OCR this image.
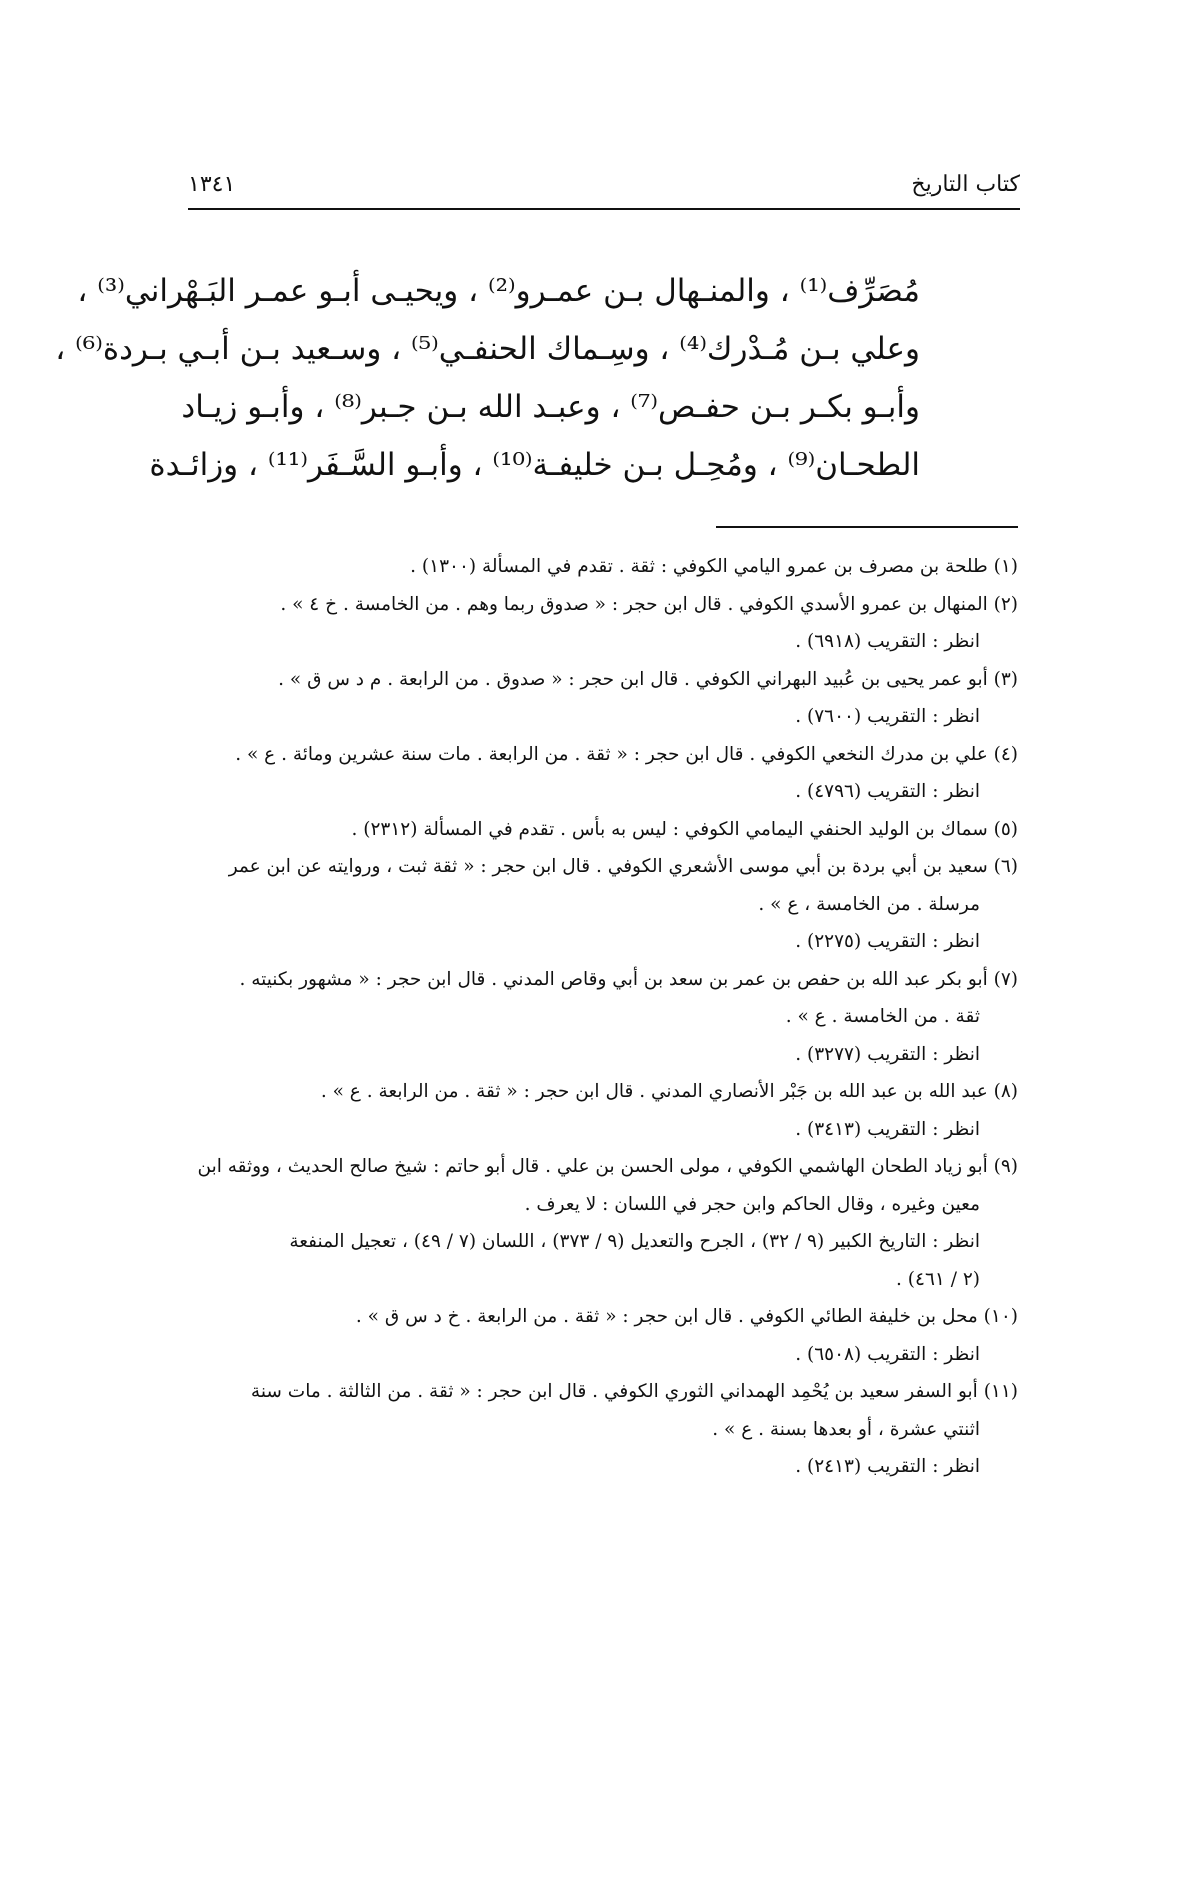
كتاب التاريخ
١٣٤١
مُصَرِّف⁽¹⁾ ، والمنـهال بـن عمـرو⁽²⁾ ، ويحيـى أبـو عمـر البَـهْراني⁽³⁾ ،
وعلي بـن مُـدْرك⁽⁴⁾ ، وسِـماك الحنفـي⁽⁵⁾ ، وسـعيد بـن أبـي بـردة⁽⁶⁾ ،
وأبـو بكـر بـن حفـص⁽⁷⁾ ، وعبـد الله بـن جـبر⁽⁸⁾ ، وأبـو زيـاد
الطحـان⁽⁹⁾ ، ومُحِـل بـن خليفـة⁽¹⁰⁾ ، وأبـو السَّـفَر⁽¹¹⁾ ، وزائـدة
(١) طلحة بن مصرف بن عمرو اليامي الكوفي : ثقة . تقدم في المسألة (١٣٠٠) .
(٢) المنهال بن عمرو الأسدي الكوفي . قال ابن حجر : « صدوق ربما وهم . من الخامسة . خ ٤ » .
انظر : التقريب (٦٩١٨) .
(٣) أبو عمر يحيى بن عُبيد البهراني الكوفي . قال ابن حجر : « صدوق . من الرابعة . م د س ق » .
انظر : التقريب (٧٦٠٠) .
(٤) علي بن مدرك النخعي الكوفي . قال ابن حجر : « ثقة . من الرابعة . مات سنة عشرين ومائة . ع » .
انظر : التقريب (٤٧٩٦) .
(٥) سماك بن الوليد الحنفي اليمامي الكوفي : ليس به بأس . تقدم في المسألة (٢٣١٢) .
(٦) سعيد بن أبي بردة بن أبي موسى الأشعري الكوفي . قال ابن حجر : « ثقة ثبت ، وروايته عن ابن عمر
مرسلة . من الخامسة ، ع » .
انظر : التقريب (٢٢٧٥) .
(٧) أبو بكر عبد الله بن حفص بن عمر بن سعد بن أبي وقاص المدني . قال ابن حجر : « مشهور بكنيته .
ثقة . من الخامسة . ع » .
انظر : التقريب (٣٢٧٧) .
(٨) عبد الله بن عبد الله بن جَبْر الأنصاري المدني . قال ابن حجر : « ثقة . من الرابعة . ع » .
انظر : التقريب (٣٤١٣) .
(٩) أبو زياد الطحان الهاشمي الكوفي ، مولى الحسن بن علي . قال أبو حاتم : شيخ صالح الحديث ، ووثقه ابن
معين وغيره ، وقال الحاكم وابن حجر في اللسان : لا يعرف .
انظر : التاريخ الكبير (٩ / ٣٢) ، الجرح والتعديل (٩ / ٣٧٣) ، اللسان (٧ / ٤٩) ، تعجيل المنفعة
(٢ / ٤٦١) .
(١٠) محل بن خليفة الطائي الكوفي . قال ابن حجر : « ثقة . من الرابعة . خ د س ق » .
انظر : التقريب (٦٥٠٨) .
(١١) أبو السفر سعيد بن يُحْمِد الهمداني الثوري الكوفي . قال ابن حجر : « ثقة . من الثالثة . مات سنة
اثنتي عشرة ، أو بعدها بسنة . ع » .
انظر : التقريب (٢٤١٣) .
◆ ◆ ◆ ◆
_Task_.
The answer is a single number: how many lines include the word "تقدم"?

_Full response_.
2